Reading passage:
┄┄┄┄┄┄┄┄┄┄┄┄┄┄┄┄┄┄┄┄

The non-simple objects don't have any intrinsic physical meaning, $\phi \oplus \phi$ just means any system "that can be a single particle but in two different ways" but makes no claims about what those two different ways are.

Tensor product of simple objects does have an intrinsic meaning, it means looking at a system with several particles in it.

Since the underlying category only has finitely many objects, any time you have a multi-particle system you can break up the Hilbert space as a direct sum of states where you've fused them all together into a single particle (either 1 or $\phi$). For example, since $\phi \otimes \phi \otimes \phi \cong \phi \oplus \phi \oplus 1$ this means that the Hilbert space for the 3 particle system is 3-dimensions, and splits up into a two-dimensional space of things that behave like a single particle (this is the $\phi \oplus \phi$ part) and a one-dimensional space of things that behave like the vacuum (this is the 1 part). In this case $\phi \oplus \phi$ has a physical meaning imbued by virtue of its appearing as a summand of $\phi^{\otimes 3}$, but other appearances of $\phi \oplus \phi$ inside other tensor products have different physical meanings.

┄┄┄┄┄┄┄┄┄┄┄┄┄┄┄┄┄┄┄┄

Directions for this task:
Could you reproduce the passage on fusing particles, word for word, between "The non-simple objects" and "different ways are.", inclusive?

Items:
┄┄┄┄┄┄┄┄┄┄┄┄┄┄┄┄┄┄┄┄

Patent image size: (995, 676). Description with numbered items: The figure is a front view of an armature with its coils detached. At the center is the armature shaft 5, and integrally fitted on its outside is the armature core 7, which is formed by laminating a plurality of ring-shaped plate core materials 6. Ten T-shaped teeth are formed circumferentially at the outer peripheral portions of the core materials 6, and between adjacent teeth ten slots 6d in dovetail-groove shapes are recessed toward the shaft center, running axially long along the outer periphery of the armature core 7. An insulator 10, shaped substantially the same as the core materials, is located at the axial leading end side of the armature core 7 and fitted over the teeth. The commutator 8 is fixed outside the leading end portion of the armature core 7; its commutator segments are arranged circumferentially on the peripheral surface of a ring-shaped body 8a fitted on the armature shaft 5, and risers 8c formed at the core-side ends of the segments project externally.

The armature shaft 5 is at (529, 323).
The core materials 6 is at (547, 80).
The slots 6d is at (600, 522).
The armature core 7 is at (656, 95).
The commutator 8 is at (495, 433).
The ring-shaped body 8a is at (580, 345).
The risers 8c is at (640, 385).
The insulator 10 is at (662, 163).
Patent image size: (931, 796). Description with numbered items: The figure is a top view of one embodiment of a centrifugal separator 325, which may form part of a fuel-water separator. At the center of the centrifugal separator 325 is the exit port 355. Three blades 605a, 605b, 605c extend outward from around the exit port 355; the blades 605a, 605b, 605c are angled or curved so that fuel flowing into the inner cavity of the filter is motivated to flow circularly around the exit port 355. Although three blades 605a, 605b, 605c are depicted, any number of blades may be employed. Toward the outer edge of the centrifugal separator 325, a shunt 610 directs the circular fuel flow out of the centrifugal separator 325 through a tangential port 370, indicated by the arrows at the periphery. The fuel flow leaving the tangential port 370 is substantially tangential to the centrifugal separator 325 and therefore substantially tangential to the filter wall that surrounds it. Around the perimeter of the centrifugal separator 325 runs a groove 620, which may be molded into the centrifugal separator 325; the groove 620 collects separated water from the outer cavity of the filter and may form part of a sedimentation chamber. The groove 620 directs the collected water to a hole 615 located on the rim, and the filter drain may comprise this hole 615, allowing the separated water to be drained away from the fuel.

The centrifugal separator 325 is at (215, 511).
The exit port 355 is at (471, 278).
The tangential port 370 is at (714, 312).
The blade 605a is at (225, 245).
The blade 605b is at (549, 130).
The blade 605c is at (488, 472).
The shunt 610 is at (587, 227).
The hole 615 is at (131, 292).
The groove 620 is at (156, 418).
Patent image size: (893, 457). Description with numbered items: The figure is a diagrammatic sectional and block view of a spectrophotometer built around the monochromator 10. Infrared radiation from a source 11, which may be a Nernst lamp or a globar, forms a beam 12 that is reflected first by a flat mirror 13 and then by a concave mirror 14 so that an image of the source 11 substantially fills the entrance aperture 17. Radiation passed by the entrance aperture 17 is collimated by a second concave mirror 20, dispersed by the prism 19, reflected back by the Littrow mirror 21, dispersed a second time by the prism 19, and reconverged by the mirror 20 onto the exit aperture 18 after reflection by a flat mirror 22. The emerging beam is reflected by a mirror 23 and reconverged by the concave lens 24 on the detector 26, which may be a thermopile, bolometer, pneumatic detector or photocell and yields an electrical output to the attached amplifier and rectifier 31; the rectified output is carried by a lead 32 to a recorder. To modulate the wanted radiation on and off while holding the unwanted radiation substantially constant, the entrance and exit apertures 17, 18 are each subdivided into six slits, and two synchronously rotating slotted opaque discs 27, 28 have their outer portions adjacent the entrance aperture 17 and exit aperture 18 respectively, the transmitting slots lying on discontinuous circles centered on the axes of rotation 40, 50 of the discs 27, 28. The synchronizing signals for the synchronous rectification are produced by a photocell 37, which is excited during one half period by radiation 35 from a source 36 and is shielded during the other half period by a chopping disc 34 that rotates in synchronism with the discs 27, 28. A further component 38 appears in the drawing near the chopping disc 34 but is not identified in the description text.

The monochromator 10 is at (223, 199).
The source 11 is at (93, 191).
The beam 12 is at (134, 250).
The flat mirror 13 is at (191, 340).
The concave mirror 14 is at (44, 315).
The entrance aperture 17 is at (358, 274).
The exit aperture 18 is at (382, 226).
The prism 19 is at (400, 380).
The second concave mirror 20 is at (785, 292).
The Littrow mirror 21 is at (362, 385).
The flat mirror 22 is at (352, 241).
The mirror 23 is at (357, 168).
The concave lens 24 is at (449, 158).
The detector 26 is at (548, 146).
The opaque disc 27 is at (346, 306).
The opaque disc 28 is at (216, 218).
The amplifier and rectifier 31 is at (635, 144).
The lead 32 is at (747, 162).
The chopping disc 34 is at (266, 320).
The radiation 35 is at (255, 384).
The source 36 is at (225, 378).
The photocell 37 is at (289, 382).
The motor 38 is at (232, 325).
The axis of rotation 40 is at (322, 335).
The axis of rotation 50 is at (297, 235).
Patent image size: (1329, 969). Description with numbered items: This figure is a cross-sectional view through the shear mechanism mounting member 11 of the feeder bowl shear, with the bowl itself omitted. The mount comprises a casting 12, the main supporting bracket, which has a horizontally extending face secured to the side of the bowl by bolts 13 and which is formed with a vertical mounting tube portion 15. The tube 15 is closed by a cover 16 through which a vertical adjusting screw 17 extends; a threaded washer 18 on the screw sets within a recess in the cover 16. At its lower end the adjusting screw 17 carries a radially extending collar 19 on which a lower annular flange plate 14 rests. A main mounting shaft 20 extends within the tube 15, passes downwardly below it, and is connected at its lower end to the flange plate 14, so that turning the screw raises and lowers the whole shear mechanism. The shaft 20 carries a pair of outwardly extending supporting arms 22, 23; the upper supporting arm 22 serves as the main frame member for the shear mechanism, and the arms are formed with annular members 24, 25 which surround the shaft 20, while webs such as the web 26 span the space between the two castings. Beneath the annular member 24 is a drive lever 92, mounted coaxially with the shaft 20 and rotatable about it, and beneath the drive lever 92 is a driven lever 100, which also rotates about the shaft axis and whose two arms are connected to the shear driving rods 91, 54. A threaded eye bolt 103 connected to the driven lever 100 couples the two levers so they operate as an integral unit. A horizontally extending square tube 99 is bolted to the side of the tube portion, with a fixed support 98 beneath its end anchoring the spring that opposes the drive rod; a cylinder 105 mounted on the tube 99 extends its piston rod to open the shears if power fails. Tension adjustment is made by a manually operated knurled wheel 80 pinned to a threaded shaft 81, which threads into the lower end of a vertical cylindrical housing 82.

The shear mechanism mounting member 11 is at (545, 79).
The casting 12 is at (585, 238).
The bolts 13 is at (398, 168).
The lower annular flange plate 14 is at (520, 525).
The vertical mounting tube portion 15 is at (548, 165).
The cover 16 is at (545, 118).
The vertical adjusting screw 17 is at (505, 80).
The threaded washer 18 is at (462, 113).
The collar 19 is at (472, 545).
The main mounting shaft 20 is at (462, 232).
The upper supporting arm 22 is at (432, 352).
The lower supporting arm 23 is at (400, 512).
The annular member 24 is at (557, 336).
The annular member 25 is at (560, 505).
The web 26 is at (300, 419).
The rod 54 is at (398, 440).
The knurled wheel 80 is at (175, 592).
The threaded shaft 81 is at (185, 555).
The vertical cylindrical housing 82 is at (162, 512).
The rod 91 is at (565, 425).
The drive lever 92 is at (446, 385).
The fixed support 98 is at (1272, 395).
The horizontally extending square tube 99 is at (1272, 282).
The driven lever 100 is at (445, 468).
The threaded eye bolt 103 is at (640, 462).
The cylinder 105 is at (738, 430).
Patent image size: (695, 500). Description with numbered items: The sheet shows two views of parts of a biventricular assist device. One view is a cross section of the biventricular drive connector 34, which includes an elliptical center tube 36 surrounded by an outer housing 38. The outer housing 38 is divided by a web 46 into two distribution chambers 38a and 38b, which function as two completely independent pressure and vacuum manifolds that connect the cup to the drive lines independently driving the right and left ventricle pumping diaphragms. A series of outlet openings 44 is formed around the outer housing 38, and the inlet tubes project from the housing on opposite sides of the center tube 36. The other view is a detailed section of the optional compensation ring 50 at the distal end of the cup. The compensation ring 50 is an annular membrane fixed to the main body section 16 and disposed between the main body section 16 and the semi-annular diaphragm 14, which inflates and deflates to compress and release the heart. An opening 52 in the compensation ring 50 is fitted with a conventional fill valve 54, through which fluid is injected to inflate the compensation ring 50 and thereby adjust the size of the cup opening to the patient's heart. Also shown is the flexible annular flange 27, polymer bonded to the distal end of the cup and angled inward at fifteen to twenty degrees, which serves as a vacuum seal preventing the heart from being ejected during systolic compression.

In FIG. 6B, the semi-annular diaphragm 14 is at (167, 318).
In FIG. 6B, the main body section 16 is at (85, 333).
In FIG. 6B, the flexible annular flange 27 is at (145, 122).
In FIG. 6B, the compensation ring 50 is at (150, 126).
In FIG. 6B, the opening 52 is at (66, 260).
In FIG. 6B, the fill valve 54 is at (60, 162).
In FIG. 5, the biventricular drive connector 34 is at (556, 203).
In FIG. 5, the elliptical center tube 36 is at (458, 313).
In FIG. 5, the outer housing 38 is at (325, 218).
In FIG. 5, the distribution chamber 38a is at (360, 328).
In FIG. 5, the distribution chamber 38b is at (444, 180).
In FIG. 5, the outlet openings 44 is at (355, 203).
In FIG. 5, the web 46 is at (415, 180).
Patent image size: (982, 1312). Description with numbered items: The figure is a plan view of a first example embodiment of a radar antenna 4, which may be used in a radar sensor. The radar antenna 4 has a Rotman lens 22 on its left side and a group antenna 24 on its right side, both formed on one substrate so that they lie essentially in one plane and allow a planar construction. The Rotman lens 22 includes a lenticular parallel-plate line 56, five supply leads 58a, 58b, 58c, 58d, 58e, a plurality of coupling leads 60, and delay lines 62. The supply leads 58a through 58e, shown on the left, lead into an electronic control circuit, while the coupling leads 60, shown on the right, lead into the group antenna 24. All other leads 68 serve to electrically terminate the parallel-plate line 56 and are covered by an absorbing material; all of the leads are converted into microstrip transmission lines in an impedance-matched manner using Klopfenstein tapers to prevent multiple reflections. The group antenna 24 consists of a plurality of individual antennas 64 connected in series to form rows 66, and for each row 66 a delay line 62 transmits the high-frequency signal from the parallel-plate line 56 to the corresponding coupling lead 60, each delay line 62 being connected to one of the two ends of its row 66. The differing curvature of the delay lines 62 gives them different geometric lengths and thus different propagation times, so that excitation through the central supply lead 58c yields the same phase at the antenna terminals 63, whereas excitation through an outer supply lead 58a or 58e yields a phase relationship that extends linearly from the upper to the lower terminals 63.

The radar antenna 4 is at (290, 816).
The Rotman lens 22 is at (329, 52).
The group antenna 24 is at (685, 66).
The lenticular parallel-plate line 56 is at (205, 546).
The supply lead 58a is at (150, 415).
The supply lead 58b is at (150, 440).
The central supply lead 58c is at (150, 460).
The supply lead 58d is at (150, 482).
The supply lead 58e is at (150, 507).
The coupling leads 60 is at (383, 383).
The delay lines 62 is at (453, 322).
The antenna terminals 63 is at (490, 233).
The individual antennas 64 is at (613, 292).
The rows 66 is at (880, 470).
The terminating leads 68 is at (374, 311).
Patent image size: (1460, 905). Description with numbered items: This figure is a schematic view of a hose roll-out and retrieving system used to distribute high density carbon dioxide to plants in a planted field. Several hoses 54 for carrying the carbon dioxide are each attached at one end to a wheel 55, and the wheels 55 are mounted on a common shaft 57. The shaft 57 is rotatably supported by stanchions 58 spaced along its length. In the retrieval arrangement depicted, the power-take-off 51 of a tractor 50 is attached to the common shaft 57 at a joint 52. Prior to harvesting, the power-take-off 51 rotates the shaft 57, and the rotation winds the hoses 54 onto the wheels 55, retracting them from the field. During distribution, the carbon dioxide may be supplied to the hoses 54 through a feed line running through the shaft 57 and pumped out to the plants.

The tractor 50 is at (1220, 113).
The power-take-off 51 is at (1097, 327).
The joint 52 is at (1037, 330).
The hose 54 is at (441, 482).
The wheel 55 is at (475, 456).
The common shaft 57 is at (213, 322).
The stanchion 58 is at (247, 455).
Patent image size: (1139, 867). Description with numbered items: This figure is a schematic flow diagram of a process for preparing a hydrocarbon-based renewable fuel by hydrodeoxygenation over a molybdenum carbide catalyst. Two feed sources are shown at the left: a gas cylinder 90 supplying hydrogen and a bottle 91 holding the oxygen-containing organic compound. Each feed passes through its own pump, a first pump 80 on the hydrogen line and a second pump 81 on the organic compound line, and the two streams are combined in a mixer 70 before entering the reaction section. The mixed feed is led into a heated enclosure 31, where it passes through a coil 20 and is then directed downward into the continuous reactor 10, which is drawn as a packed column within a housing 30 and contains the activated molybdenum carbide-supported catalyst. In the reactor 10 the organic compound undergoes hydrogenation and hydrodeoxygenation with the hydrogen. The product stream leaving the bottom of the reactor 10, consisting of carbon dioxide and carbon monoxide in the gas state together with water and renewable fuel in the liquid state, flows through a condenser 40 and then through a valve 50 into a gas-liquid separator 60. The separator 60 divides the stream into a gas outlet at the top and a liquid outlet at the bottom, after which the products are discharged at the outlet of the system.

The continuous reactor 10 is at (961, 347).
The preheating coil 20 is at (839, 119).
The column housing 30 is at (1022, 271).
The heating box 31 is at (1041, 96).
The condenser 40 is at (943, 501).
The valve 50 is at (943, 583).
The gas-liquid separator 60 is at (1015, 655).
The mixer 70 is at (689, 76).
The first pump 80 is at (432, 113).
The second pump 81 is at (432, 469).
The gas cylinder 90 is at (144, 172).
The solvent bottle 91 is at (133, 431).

┄┄┄┄┄┄┄┄┄┄┄┄┄┄┄┄┄┄┄┄

Reply to the exercise:
The non-simple objects don't have any intrinsic physical meaning, $\phi \oplus \phi$ just means any system "that can be a single particle but in two different ways" but makes no claims about what those two different ways are.